[Raw records]
• • • •

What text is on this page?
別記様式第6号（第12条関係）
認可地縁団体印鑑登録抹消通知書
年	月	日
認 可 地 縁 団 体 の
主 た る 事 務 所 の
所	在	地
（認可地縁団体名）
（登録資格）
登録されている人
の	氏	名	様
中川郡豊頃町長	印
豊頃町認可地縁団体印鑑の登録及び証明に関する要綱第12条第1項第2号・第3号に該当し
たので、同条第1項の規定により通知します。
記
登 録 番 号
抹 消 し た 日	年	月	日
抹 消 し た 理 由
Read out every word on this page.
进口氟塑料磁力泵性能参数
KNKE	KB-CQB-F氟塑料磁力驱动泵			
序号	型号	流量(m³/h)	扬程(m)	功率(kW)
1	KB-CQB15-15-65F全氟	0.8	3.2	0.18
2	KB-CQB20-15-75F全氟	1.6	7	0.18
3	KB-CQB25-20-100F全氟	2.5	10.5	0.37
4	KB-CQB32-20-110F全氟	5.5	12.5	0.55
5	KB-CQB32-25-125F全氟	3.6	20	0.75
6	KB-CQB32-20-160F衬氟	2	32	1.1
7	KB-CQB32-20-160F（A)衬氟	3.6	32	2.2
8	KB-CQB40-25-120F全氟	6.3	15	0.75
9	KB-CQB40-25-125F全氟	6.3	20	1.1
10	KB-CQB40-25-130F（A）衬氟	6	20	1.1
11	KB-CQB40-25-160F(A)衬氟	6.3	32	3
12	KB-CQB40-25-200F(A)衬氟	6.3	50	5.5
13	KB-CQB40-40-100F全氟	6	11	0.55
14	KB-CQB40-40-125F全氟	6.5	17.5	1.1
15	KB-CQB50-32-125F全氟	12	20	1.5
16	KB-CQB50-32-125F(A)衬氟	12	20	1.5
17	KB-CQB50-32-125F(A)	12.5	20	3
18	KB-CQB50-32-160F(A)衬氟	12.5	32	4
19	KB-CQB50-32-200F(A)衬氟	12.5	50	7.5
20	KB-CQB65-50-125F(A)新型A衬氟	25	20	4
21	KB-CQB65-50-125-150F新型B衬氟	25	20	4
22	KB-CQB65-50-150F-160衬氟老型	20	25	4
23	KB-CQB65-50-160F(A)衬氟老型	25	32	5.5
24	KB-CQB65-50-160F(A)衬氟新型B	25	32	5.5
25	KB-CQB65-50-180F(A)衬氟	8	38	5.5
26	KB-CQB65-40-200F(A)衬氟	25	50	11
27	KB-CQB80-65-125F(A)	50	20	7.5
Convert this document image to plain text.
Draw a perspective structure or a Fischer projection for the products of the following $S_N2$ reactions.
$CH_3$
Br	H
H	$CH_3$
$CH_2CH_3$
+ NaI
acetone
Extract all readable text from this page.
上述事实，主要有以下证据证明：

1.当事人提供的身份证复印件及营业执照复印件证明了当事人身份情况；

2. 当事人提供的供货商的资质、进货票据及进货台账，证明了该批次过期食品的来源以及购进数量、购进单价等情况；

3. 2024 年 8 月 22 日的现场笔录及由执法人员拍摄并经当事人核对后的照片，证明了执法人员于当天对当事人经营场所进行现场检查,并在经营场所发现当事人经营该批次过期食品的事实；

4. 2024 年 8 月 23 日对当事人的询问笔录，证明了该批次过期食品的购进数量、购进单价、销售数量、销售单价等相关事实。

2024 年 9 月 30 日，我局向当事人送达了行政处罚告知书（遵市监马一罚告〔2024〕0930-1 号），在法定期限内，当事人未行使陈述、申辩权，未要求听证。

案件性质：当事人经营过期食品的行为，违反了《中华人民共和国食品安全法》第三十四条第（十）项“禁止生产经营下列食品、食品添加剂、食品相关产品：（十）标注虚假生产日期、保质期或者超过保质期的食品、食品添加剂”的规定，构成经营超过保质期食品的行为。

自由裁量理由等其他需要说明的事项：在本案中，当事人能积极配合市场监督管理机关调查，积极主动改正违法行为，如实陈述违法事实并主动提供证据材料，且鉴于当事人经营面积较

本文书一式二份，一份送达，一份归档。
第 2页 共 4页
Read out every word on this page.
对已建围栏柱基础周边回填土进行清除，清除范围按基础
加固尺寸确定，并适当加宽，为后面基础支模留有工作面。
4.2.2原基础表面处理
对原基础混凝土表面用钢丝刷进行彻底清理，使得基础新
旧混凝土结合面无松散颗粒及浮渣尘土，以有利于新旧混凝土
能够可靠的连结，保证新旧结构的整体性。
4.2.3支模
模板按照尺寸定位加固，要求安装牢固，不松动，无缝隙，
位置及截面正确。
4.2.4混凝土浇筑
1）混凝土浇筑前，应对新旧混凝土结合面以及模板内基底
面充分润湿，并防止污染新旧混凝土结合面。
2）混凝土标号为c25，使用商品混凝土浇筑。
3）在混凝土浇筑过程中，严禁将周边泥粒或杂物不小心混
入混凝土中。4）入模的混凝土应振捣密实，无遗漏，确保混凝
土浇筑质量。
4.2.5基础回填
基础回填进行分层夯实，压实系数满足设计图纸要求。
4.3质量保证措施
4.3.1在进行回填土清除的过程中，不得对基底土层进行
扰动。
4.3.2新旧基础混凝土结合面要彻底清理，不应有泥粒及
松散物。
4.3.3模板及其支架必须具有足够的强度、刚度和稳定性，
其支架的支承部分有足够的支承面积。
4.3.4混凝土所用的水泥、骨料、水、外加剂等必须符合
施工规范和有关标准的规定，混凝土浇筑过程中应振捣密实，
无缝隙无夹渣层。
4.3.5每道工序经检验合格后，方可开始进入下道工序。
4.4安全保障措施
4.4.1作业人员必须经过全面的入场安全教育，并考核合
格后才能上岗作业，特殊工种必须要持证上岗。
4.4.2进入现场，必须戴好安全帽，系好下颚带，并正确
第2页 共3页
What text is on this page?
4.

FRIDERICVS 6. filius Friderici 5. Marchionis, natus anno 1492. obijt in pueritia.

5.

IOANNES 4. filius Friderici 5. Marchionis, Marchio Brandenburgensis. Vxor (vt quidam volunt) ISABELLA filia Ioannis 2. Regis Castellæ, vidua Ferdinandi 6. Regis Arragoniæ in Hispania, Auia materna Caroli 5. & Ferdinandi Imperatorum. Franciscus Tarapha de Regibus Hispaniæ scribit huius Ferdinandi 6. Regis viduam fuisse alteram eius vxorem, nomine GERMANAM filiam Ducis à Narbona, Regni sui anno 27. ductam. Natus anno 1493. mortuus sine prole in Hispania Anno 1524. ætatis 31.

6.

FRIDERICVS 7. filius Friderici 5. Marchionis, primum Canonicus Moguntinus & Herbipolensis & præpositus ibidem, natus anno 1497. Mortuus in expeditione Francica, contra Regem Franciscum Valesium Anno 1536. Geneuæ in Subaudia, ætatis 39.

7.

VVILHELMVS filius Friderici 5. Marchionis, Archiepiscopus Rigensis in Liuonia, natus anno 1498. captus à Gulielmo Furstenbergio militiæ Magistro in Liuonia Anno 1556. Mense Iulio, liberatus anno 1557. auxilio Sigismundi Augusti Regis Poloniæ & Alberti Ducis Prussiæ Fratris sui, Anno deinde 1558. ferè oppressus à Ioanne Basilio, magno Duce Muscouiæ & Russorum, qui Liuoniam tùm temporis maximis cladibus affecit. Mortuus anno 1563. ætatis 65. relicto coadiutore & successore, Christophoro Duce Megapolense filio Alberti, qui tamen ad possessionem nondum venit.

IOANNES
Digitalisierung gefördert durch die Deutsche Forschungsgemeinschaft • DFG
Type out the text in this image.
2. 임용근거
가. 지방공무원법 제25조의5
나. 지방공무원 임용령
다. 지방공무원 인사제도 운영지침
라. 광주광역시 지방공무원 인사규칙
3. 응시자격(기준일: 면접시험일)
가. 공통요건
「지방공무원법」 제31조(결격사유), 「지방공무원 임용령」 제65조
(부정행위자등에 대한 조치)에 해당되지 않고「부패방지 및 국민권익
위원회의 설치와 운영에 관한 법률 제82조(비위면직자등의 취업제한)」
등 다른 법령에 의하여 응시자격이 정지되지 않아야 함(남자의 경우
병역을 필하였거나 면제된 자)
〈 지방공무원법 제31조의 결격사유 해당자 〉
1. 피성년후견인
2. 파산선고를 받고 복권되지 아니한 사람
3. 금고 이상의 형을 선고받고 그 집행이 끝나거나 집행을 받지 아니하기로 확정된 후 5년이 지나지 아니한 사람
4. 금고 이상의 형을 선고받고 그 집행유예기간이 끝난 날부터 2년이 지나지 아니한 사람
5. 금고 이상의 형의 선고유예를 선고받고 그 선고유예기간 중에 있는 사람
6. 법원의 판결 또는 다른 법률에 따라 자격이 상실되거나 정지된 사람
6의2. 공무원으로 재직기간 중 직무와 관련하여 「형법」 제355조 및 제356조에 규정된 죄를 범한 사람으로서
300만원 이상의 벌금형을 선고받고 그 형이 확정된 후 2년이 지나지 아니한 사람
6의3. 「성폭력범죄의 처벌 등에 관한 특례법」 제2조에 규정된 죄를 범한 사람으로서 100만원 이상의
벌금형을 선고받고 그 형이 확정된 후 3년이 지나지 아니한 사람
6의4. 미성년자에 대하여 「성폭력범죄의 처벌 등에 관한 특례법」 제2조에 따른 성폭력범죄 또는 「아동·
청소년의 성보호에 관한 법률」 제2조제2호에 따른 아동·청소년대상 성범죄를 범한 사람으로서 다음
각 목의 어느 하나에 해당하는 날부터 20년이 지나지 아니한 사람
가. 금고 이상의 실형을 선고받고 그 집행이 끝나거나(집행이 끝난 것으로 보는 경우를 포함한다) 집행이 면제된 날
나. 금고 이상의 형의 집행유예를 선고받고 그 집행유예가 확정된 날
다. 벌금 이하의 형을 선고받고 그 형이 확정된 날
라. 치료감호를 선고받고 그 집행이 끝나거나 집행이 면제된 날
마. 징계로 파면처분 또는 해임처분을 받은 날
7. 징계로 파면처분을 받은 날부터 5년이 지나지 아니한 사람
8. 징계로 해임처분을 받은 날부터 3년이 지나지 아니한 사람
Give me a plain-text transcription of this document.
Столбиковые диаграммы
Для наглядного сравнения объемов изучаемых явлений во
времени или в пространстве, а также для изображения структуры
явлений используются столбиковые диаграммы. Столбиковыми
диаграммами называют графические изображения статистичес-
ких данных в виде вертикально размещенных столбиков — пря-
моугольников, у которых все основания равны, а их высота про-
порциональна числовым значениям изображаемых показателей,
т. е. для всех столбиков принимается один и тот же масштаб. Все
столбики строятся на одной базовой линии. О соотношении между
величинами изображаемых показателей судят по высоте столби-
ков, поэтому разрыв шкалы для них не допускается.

• • • •

» What is required
Check each line above for the string "plain" and show the ones that have it.

» Final result
Convert this document image to plain text.
Give me a plain-text transcription of this document.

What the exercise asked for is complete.